* Rows *
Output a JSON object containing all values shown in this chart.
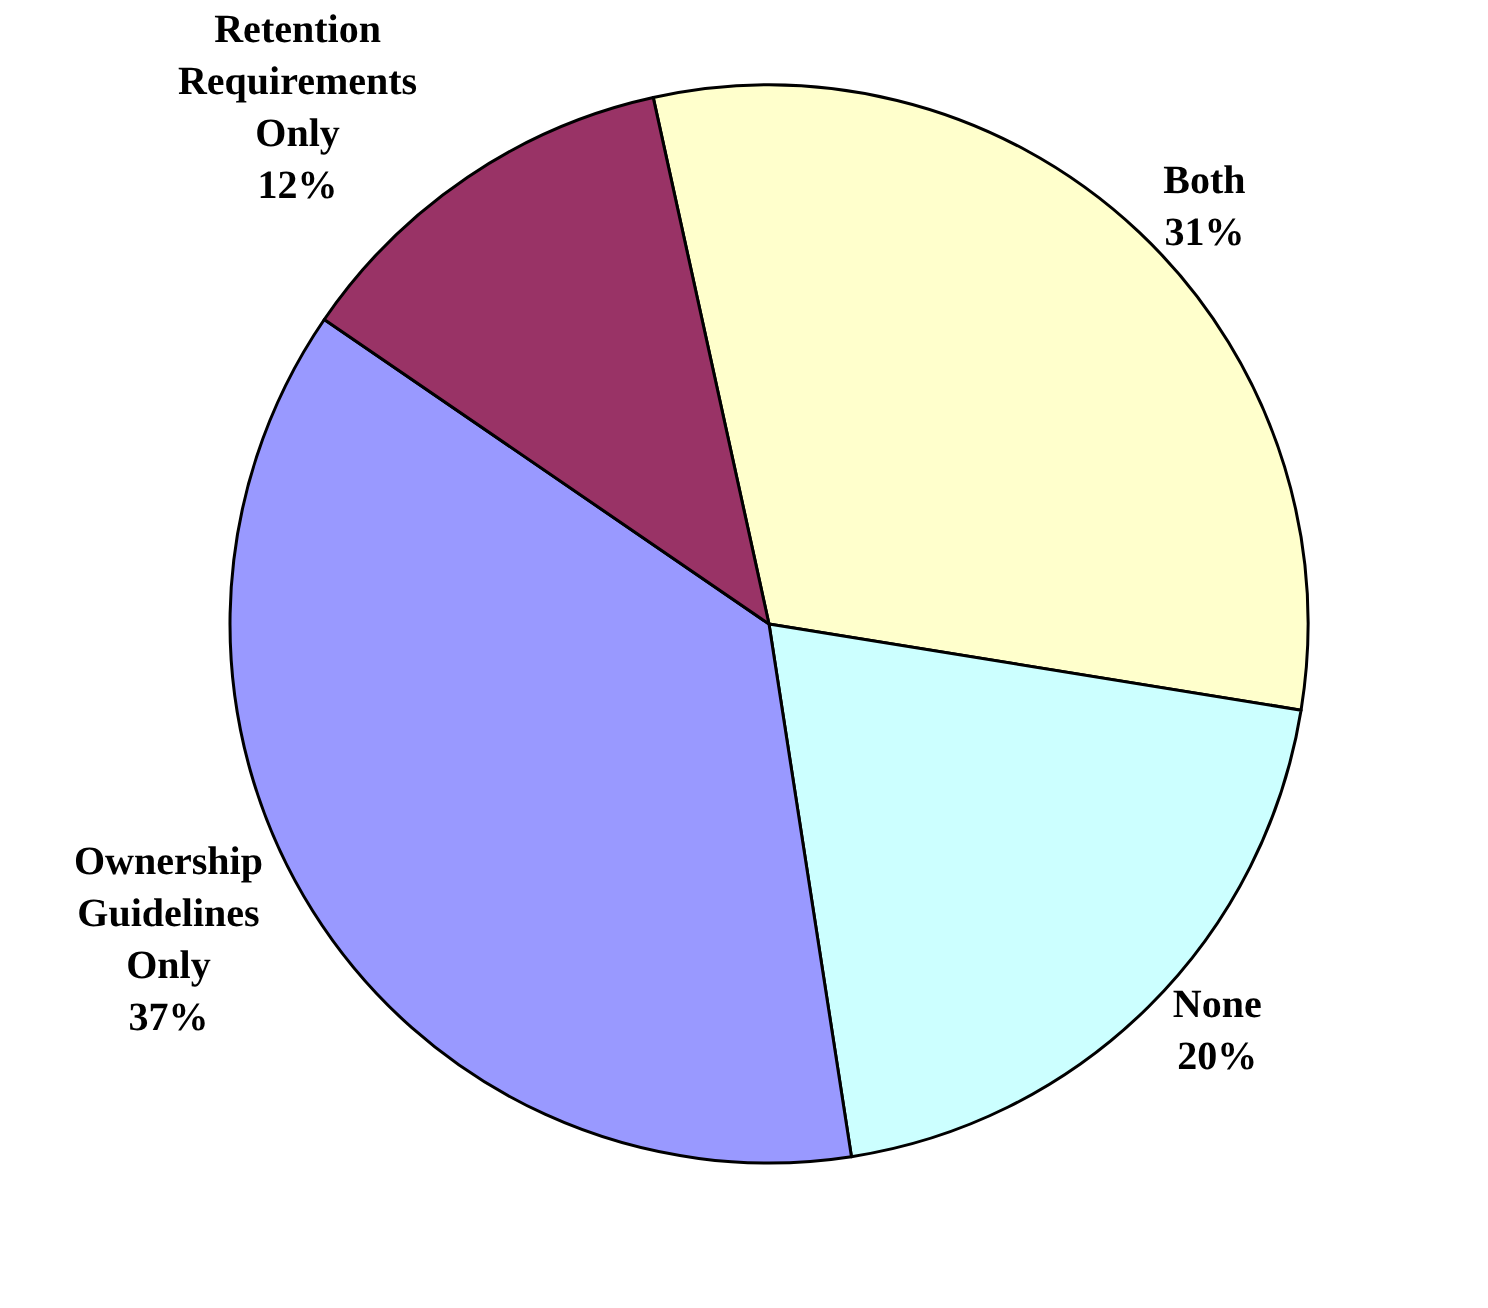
{
  "chart_data": {
    "type": "pie",
    "categories": [
      "Both",
      "None",
      "Ownership Guidelines Only",
      "Retention Requirements Only"
    ],
    "values": [
      31,
      20,
      37,
      12
    ],
    "value_labels": [
      "31%",
      "20%",
      "37%",
      "12%"
    ],
    "colors": [
      "#ffffcc",
      "#ccffff",
      "#9999ff",
      "#993366"
    ],
    "legend": false
  }
}
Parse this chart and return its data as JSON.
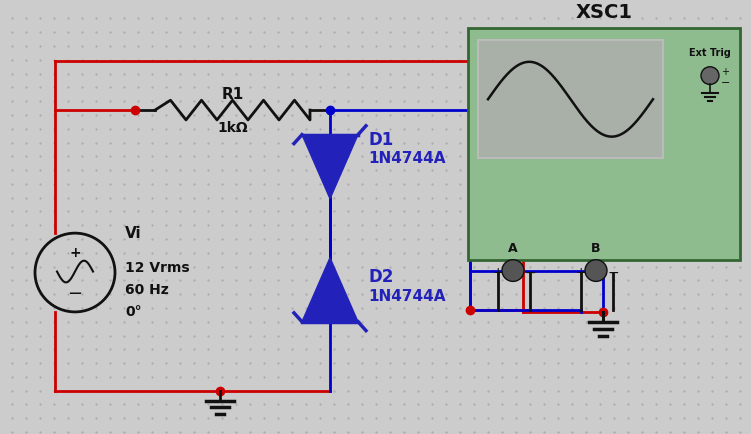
{
  "bg_color": "#cccccc",
  "dot_color": "#aaaaaa",
  "wire_red": "#cc0000",
  "wire_blue": "#0000cc",
  "wire_black": "#111111",
  "text_blue": "#2222bb",
  "text_black": "#111111",
  "scope_bg": "#8fbc8f",
  "scope_screen_bg": "#a8b8a8",
  "title": "XSC1",
  "R1_label": "R1",
  "R1_val": "1kΩ",
  "Vi_label": "Vi",
  "source_label1": "12 Vrms",
  "source_label2": "60 Hz",
  "source_label3": "0°",
  "D1_label": "D1",
  "D1_val": "1N4744A",
  "D2_label": "D2",
  "D2_val": "1N4744A",
  "ext_trig": "Ext Trig",
  "A_label": "A",
  "B_label": "B",
  "lw": 2.0
}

* Exercise objective *
All of the data above should be quoted exactly, except for the pictures.

* Task answer *
Output a JSON object containing all values shown in this chart.
{
  "chart_data": {
    "type": "pie",
    "categories": [
      "Both",
      "None",
      "Ownership Guidelines Only",
      "Retention Requirements Only"
    ],
    "values": [
      31,
      20,
      37,
      12
    ],
    "value_labels": [
      "31%",
      "20%",
      "37%",
      "12%"
    ],
    "colors": [
      "#ffffcc",
      "#ccffff",
      "#9999ff",
      "#993366"
    ],
    "legend": false
  }
}
Parse this chart and return its data as JSON.
{
  "bg_color": "#cccccc",
  "dot_color": "#aaaaaa",
  "wire_red": "#cc0000",
  "wire_blue": "#0000cc",
  "wire_black": "#111111",
  "text_blue": "#2222bb",
  "text_black": "#111111",
  "scope_bg": "#8fbc8f",
  "scope_screen_bg": "#a8b8a8",
  "title": "XSC1",
  "R1_label": "R1",
  "R1_val": "1kΩ",
  "Vi_label": "Vi",
  "source_label1": "12 Vrms",
  "source_label2": "60 Hz",
  "source_label3": "0°",
  "D1_label": "D1",
  "D1_val": "1N4744A",
  "D2_label": "D2",
  "D2_val": "1N4744A",
  "ext_trig": "Ext Trig",
  "A_label": "A",
  "B_label": "B",
  "lw": 2.0
}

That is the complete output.